Filter the entries and keep only the lines where the string "riding" appears.

[Items from a data source]
▬▬▬▬▬▬

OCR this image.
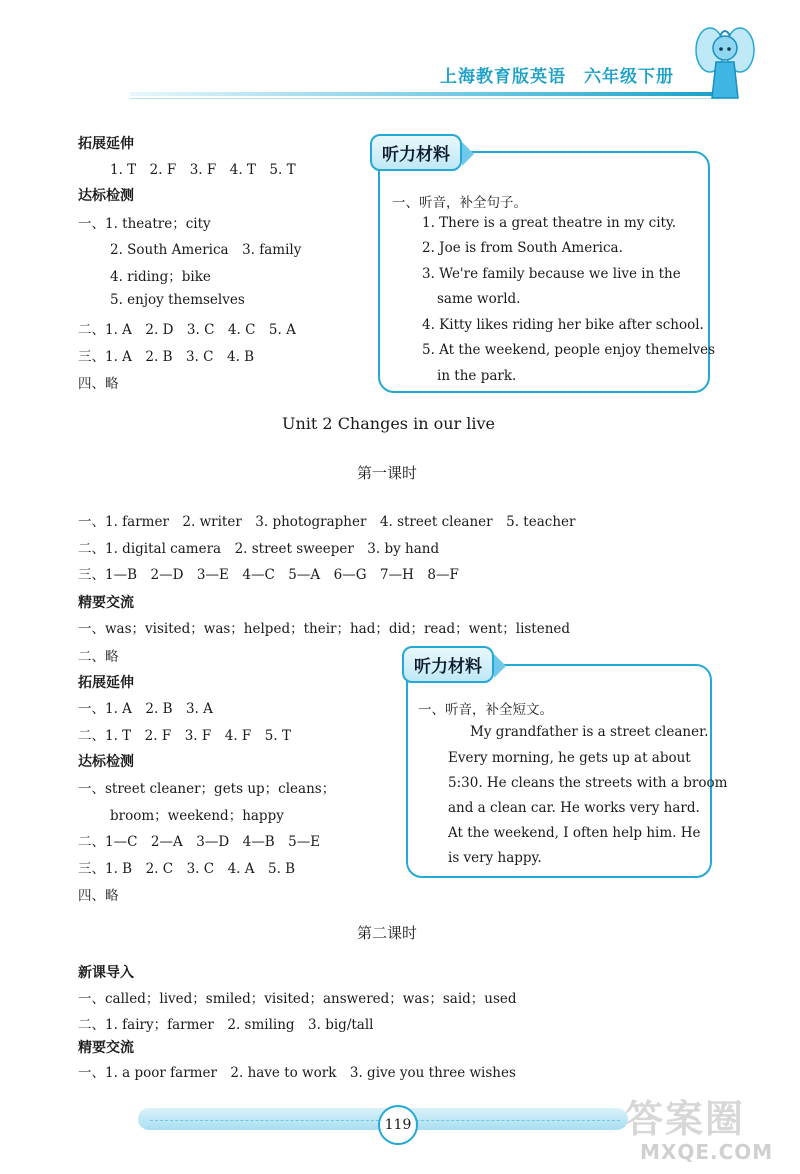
上海教育版英语　六年级下册
拓展延伸
1. T　2. F　3. F　4. T　5. T
达标检测
一、1. theatre；city
2. South America　3. family
4. riding；bike
5. enjoy themselves
二、1. A　2. D　3. C　4. C　5. A
三、1. A　2. B　3. C　4. B
四、略
一、听音，补全句子。
1. There is a great theatre in my city.
2. Joe is from South America.
3. We're family because we live in the
same world.
4. Kitty likes riding her bike after school.
5. At the weekend, people enjoy themelves
in the park.
听力材料
Unit 2 Changes in our live
第一课时
一、1. farmer　2. writer　3. photographer　4. street cleaner　5. teacher
二、1. digital camera　2. street sweeper　3. by hand
三、1—B　2—D　3—E　4—C　5—A　6—G　7—H　8—F
精要交流
一、was；visited；was；helped；their；had；did；read；went；listened
二、略
拓展延伸
一、1. A　2. B　3. A
二、1. T　2. F　3. F　4. F　5. T
达标检测
一、street cleaner；gets up；cleans；
broom；weekend；happy
二、1—C　2—A　3—D　4—B　5—E
三、1. B　2. C　3. C　4. A　5. B
四、略
一、听音，补全短文。
My grandfather is a street cleaner.
Every morning, he gets up at about
5:30. He cleans the streets with a broom
and a clean car. He works very hard.
At the weekend, I often help him. He
is very happy.
听力材料
第二课时
新课导入
一、called；lived；smiled；visited；answered；was；said；used
二、1. fairy；farmer　2. smiling　3. big/tall
精要交流
一、1. a poor farmer　2. have to work　3. give you three wishes
119	答案圈
MXQE.COM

▬▬▬▬▬▬

Response to this exercise:
4. riding；bike
4. Kitty likes riding her bike after school.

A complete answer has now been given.